» **The request**
Look for the word "title" in each line and report the count of matching lines, with nothing added.

» **Input rows**

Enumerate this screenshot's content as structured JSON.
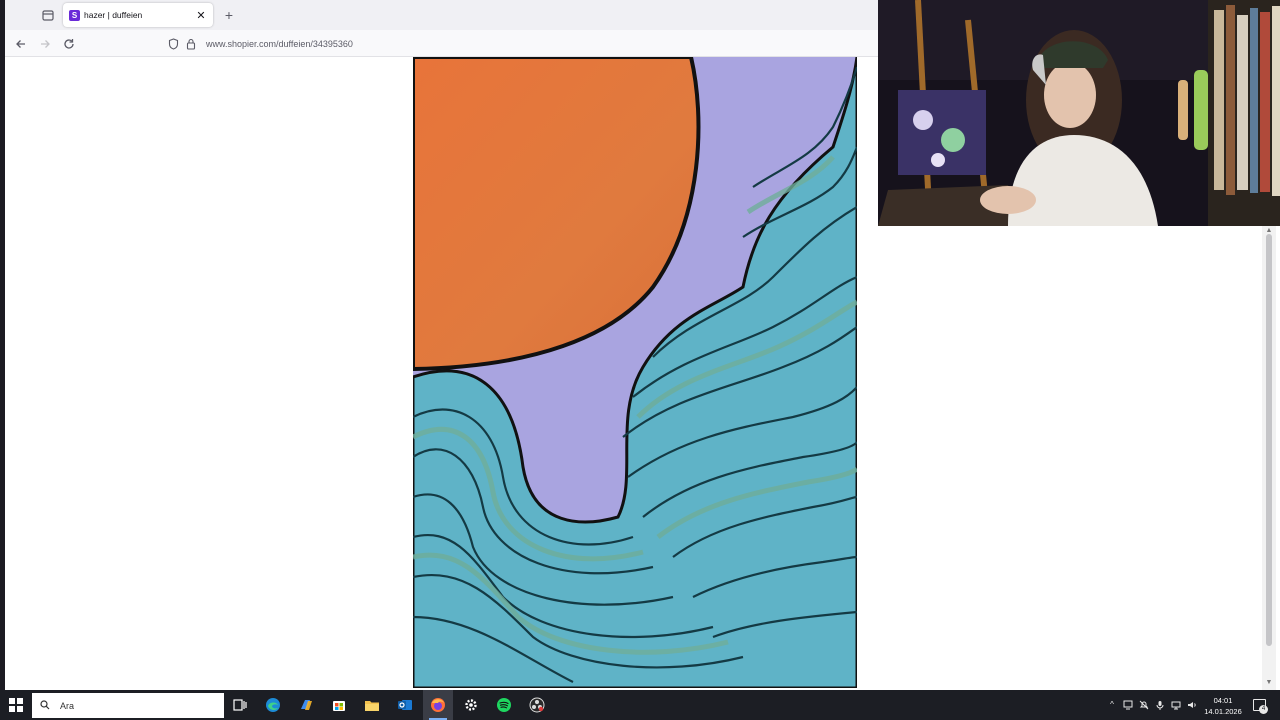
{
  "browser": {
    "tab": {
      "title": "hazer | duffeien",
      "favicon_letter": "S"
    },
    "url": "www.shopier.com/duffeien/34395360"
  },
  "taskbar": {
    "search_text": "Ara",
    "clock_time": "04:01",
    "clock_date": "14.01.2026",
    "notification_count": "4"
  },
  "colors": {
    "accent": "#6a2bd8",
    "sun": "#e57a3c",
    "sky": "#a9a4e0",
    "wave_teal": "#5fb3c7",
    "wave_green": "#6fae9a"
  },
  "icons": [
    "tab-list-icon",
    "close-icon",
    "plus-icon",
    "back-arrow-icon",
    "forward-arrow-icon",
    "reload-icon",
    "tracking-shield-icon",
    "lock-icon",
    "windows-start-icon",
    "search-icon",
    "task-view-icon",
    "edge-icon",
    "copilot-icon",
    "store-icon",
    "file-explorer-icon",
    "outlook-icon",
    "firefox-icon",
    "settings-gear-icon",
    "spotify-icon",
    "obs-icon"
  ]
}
==
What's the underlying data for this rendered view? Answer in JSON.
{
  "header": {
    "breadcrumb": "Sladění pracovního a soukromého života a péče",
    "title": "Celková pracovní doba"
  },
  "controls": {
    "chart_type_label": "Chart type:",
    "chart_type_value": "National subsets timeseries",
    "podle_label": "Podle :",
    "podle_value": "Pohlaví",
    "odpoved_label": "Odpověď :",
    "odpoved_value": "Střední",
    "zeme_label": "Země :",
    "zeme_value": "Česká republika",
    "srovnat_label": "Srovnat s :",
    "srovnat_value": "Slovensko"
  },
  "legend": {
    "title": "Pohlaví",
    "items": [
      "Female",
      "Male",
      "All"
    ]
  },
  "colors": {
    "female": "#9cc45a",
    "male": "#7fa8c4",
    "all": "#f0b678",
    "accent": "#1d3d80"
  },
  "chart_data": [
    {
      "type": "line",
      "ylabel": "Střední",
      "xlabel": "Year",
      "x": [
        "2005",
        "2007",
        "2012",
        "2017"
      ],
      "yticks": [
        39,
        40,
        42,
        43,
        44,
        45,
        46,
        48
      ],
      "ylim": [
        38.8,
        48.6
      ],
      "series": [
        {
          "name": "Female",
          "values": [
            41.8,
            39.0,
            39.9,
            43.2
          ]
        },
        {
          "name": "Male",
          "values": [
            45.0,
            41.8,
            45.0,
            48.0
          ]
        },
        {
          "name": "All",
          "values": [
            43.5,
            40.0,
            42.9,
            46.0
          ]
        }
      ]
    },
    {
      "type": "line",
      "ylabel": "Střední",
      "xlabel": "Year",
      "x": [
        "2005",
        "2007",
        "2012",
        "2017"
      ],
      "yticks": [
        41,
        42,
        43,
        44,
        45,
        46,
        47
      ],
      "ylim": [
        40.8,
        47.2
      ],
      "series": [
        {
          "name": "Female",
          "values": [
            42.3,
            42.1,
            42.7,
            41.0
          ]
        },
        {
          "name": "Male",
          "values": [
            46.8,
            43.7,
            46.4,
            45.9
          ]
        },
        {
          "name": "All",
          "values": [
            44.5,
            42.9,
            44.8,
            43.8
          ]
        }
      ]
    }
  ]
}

» **Final answer**
3